• **Written exercise**
Please give the entries again in full and exactly, without any picture.

(Extracted records)
· · · ·
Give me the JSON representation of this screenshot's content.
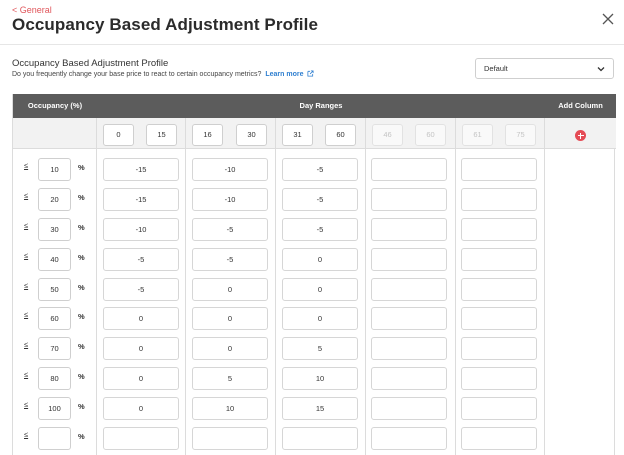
{
  "nav": {
    "back_label": "< General"
  },
  "page": {
    "title": "Occupancy Based Adjustment Profile"
  },
  "section": {
    "title": "Occupancy Based Adjustment Profile",
    "description": "Do you frequently change your base price to react to certain occupancy metrics?",
    "learn_more": "Learn more"
  },
  "profile_select": {
    "selected": "Default"
  },
  "table": {
    "headers": {
      "occupancy": "Occupancy (%)",
      "day_ranges": "Day Ranges",
      "add_column": "Add Column"
    },
    "ranges": [
      {
        "from": "0",
        "to": "15",
        "enabled": true
      },
      {
        "from": "16",
        "to": "30",
        "enabled": true
      },
      {
        "from": "31",
        "to": "60",
        "enabled": true
      },
      {
        "from": "46",
        "to": "60",
        "enabled": false
      },
      {
        "from": "61",
        "to": "75",
        "enabled": false
      }
    ],
    "le_symbol": "≤",
    "pct_symbol": "%",
    "rows": [
      {
        "occ": "10",
        "values": [
          "-15",
          "-10",
          "-5",
          "",
          ""
        ]
      },
      {
        "occ": "20",
        "values": [
          "-15",
          "-10",
          "-5",
          "",
          ""
        ]
      },
      {
        "occ": "30",
        "values": [
          "-10",
          "-5",
          "-5",
          "",
          ""
        ]
      },
      {
        "occ": "40",
        "values": [
          "-5",
          "-5",
          "0",
          "",
          ""
        ]
      },
      {
        "occ": "50",
        "values": [
          "-5",
          "0",
          "0",
          "",
          ""
        ]
      },
      {
        "occ": "60",
        "values": [
          "0",
          "0",
          "0",
          "",
          ""
        ]
      },
      {
        "occ": "70",
        "values": [
          "0",
          "0",
          "5",
          "",
          ""
        ]
      },
      {
        "occ": "80",
        "values": [
          "0",
          "5",
          "10",
          "",
          ""
        ]
      },
      {
        "occ": "100",
        "values": [
          "0",
          "10",
          "15",
          "",
          ""
        ]
      },
      {
        "occ": "",
        "values": [
          "",
          "",
          "",
          "",
          ""
        ]
      }
    ]
  },
  "colors": {
    "accent": "#e0565b",
    "header_bg": "#5c5c5c",
    "link": "#2f7fd0",
    "add_button": "#e54b55"
  }
}
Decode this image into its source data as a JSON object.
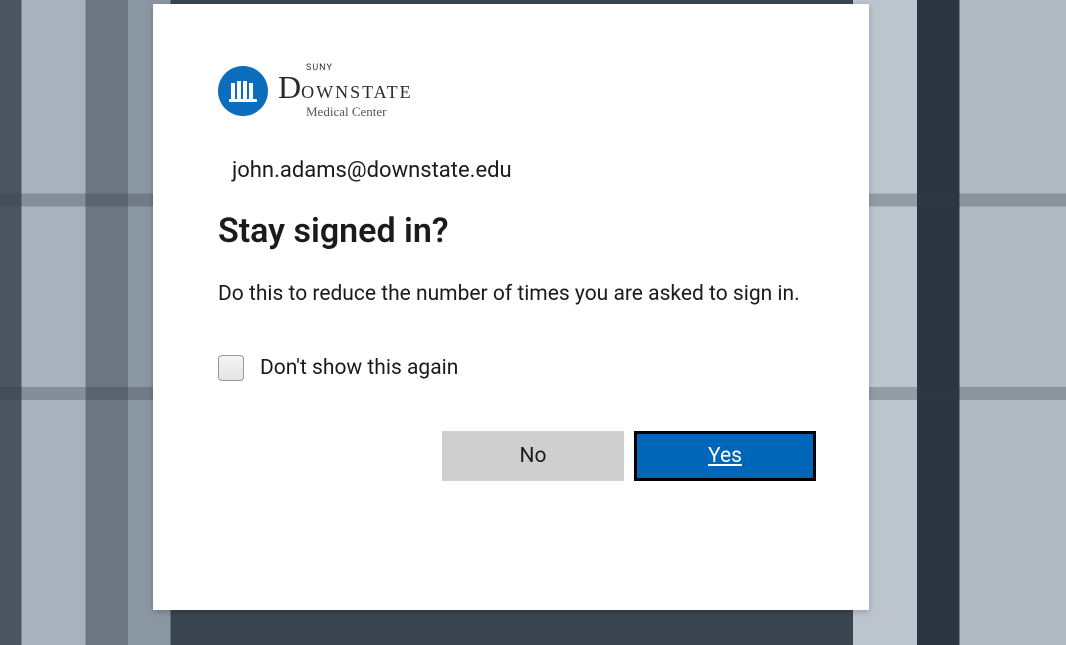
{
  "logo": {
    "suny": "SUNY",
    "main_prefix": "D",
    "main_rest": "OWNSTATE",
    "sub": "Medical Center"
  },
  "email": "john.adams@downstate.edu",
  "heading": "Stay signed in?",
  "description": "Do this to reduce the number of times you are asked to sign in.",
  "checkbox_label": "Don't show this again",
  "buttons": {
    "no": "No",
    "yes": "Yes"
  }
}
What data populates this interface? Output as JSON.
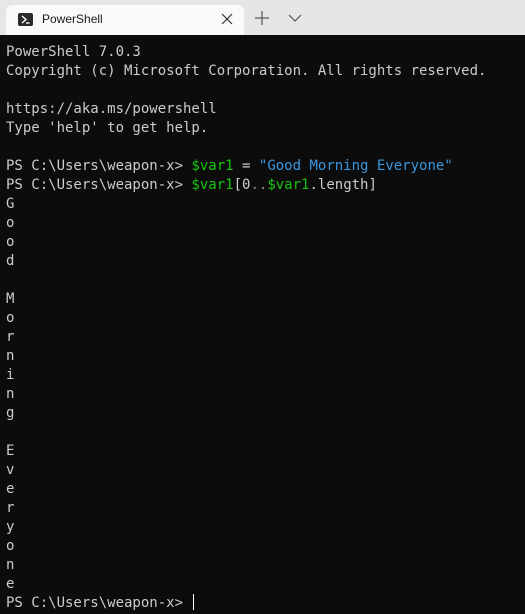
{
  "tab": {
    "title": "PowerShell",
    "icon": "powershell-icon",
    "close_icon": "close-icon",
    "new_tab_icon": "plus-icon",
    "dropdown_icon": "chevron-down-icon"
  },
  "terminal": {
    "banner": [
      "PowerShell 7.0.3",
      "Copyright (c) Microsoft Corporation. All rights reserved.",
      "",
      "https://aka.ms/powershell",
      "Type 'help' to get help.",
      ""
    ],
    "prompt": "PS C:\\Users\\weapon-x> ",
    "cmd1": {
      "var": "$var1",
      "op": " = ",
      "string": "\"Good Morning Everyone\""
    },
    "cmd2": {
      "var": "$var1",
      "open": "[",
      "start": "0",
      "range": "..",
      "var2": "$var1",
      "prop": ".length]"
    },
    "output": [
      "G",
      "o",
      "o",
      "d",
      " ",
      "M",
      "o",
      "r",
      "n",
      "i",
      "n",
      "g",
      " ",
      "E",
      "v",
      "e",
      "r",
      "y",
      "o",
      "n",
      "e"
    ],
    "final_prompt": "PS C:\\Users\\weapon-x> "
  },
  "colors": {
    "background": "#0c0c0c",
    "text": "#cccccc",
    "variable": "#16c60c",
    "string": "#3a96dd",
    "titlebar": "#e6e6e6",
    "tab": "#f9f9f9"
  }
}
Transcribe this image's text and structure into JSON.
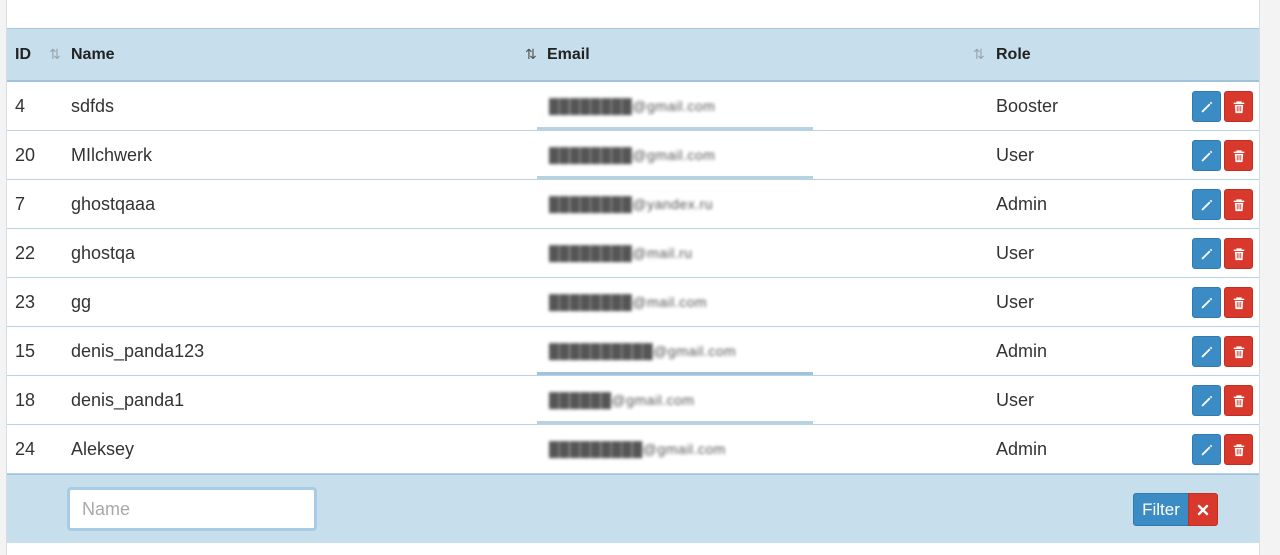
{
  "table": {
    "headers": {
      "id": "ID",
      "name": "Name",
      "email": "Email",
      "role": "Role"
    },
    "sort_icon": "sort-arrows-icon",
    "rows": [
      {
        "id": "4",
        "name": "sdfds",
        "email": "████████@gmail.com",
        "role": "Booster"
      },
      {
        "id": "20",
        "name": "MIlchwerk",
        "email": "████████@gmail.com",
        "role": "User"
      },
      {
        "id": "7",
        "name": "ghostqaaa",
        "email": "████████@yandex.ru",
        "role": "Admin"
      },
      {
        "id": "22",
        "name": "ghostqa",
        "email": "████████@mail.ru",
        "role": "User"
      },
      {
        "id": "23",
        "name": "gg",
        "email": "████████@mail.com",
        "role": "User"
      },
      {
        "id": "15",
        "name": "denis_panda123",
        "email": "██████████@gmail.com",
        "role": "Admin"
      },
      {
        "id": "18",
        "name": "denis_panda1",
        "email": "██████@gmail.com",
        "role": "User"
      },
      {
        "id": "24",
        "name": "Aleksey",
        "email": "█████████@gmail.com",
        "role": "Admin"
      }
    ],
    "row_actions": {
      "edit_icon": "pencil-icon",
      "delete_icon": "trash-icon"
    }
  },
  "filter": {
    "name_placeholder": "Name",
    "name_value": "",
    "filter_label": "Filter",
    "clear_icon": "close-icon"
  },
  "colors": {
    "header_bg": "#c7dfec",
    "edit_button": "#3b8cc5",
    "delete_button": "#d9392c"
  }
}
· · · ·
• **Output below**
Give me the JSON representation of this screenshot's content.
{
  "nav": {
    "back_label": "< General"
  },
  "page": {
    "title": "Occupancy Based Adjustment Profile"
  },
  "section": {
    "title": "Occupancy Based Adjustment Profile",
    "description": "Do you frequently change your base price to react to certain occupancy metrics?",
    "learn_more": "Learn more"
  },
  "profile_select": {
    "selected": "Default"
  },
  "table": {
    "headers": {
      "occupancy": "Occupancy (%)",
      "day_ranges": "Day Ranges",
      "add_column": "Add Column"
    },
    "ranges": [
      {
        "from": "0",
        "to": "15",
        "enabled": true
      },
      {
        "from": "16",
        "to": "30",
        "enabled": true
      },
      {
        "from": "31",
        "to": "60",
        "enabled": true
      },
      {
        "from": "46",
        "to": "60",
        "enabled": false
      },
      {
        "from": "61",
        "to": "75",
        "enabled": false
      }
    ],
    "le_symbol": "≤",
    "pct_symbol": "%",
    "rows": [
      {
        "occ": "10",
        "values": [
          "-15",
          "-10",
          "-5",
          "",
          ""
        ]
      },
      {
        "occ": "20",
        "values": [
          "-15",
          "-10",
          "-5",
          "",
          ""
        ]
      },
      {
        "occ": "30",
        "values": [
          "-10",
          "-5",
          "-5",
          "",
          ""
        ]
      },
      {
        "occ": "40",
        "values": [
          "-5",
          "-5",
          "0",
          "",
          ""
        ]
      },
      {
        "occ": "50",
        "values": [
          "-5",
          "0",
          "0",
          "",
          ""
        ]
      },
      {
        "occ": "60",
        "values": [
          "0",
          "0",
          "0",
          "",
          ""
        ]
      },
      {
        "occ": "70",
        "values": [
          "0",
          "0",
          "5",
          "",
          ""
        ]
      },
      {
        "occ": "80",
        "values": [
          "0",
          "5",
          "10",
          "",
          ""
        ]
      },
      {
        "occ": "100",
        "values": [
          "0",
          "10",
          "15",
          "",
          ""
        ]
      },
      {
        "occ": "",
        "values": [
          "",
          "",
          "",
          "",
          ""
        ]
      }
    ]
  },
  "colors": {
    "accent": "#e0565b",
    "header_bg": "#5c5c5c",
    "link": "#2f7fd0",
    "add_button": "#e54b55"
  }
}
Decode this image into its source data as a JSON object.
{
  "logo": {
    "suny": "SUNY",
    "main_prefix": "D",
    "main_rest": "OWNSTATE",
    "sub": "Medical Center"
  },
  "email": "john.adams@downstate.edu",
  "heading": "Stay signed in?",
  "description": "Do this to reduce the number of times you are asked to sign in.",
  "checkbox_label": "Don't show this again",
  "buttons": {
    "no": "No",
    "yes": "Yes"
  }
}
What data populates this interface? Output as JSON.
{
  "tab": {
    "title": "PowerShell",
    "icon": "powershell-icon",
    "close_icon": "close-icon",
    "new_tab_icon": "plus-icon",
    "dropdown_icon": "chevron-down-icon"
  },
  "terminal": {
    "banner": [
      "PowerShell 7.0.3",
      "Copyright (c) Microsoft Corporation. All rights reserved.",
      "",
      "https://aka.ms/powershell",
      "Type 'help' to get help.",
      ""
    ],
    "prompt": "PS C:\\Users\\weapon-x> ",
    "cmd1": {
      "var": "$var1",
      "op": " = ",
      "string": "\"Good Morning Everyone\""
    },
    "cmd2": {
      "var": "$var1",
      "open": "[",
      "start": "0",
      "range": "..",
      "var2": "$var1",
      "prop": ".length]"
    },
    "output": [
      "G",
      "o",
      "o",
      "d",
      " ",
      "M",
      "o",
      "r",
      "n",
      "i",
      "n",
      "g",
      " ",
      "E",
      "v",
      "e",
      "r",
      "y",
      "o",
      "n",
      "e"
    ],
    "final_prompt": "PS C:\\Users\\weapon-x> "
  },
  "colors": {
    "background": "#0c0c0c",
    "text": "#cccccc",
    "variable": "#16c60c",
    "string": "#3a96dd",
    "titlebar": "#e6e6e6",
    "tab": "#f9f9f9"
  }
}
Transcribe this image's text and structure into JSON.
{
  "table": {
    "headers": {
      "id": "ID",
      "name": "Name",
      "email": "Email",
      "role": "Role"
    },
    "sort_icon": "sort-arrows-icon",
    "rows": [
      {
        "id": "4",
        "name": "sdfds",
        "email": "████████@gmail.com",
        "role": "Booster"
      },
      {
        "id": "20",
        "name": "MIlchwerk",
        "email": "████████@gmail.com",
        "role": "User"
      },
      {
        "id": "7",
        "name": "ghostqaaa",
        "email": "████████@yandex.ru",
        "role": "Admin"
      },
      {
        "id": "22",
        "name": "ghostqa",
        "email": "████████@mail.ru",
        "role": "User"
      },
      {
        "id": "23",
        "name": "gg",
        "email": "████████@mail.com",
        "role": "User"
      },
      {
        "id": "15",
        "name": "denis_panda123",
        "email": "██████████@gmail.com",
        "role": "Admin"
      },
      {
        "id": "18",
        "name": "denis_panda1",
        "email": "██████@gmail.com",
        "role": "User"
      },
      {
        "id": "24",
        "name": "Aleksey",
        "email": "█████████@gmail.com",
        "role": "Admin"
      }
    ],
    "row_actions": {
      "edit_icon": "pencil-icon",
      "delete_icon": "trash-icon"
    }
  },
  "filter": {
    "name_placeholder": "Name",
    "name_value": "",
    "filter_label": "Filter",
    "clear_icon": "close-icon"
  },
  "colors": {
    "header_bg": "#c7dfec",
    "edit_button": "#3b8cc5",
    "delete_button": "#d9392c"
  }
}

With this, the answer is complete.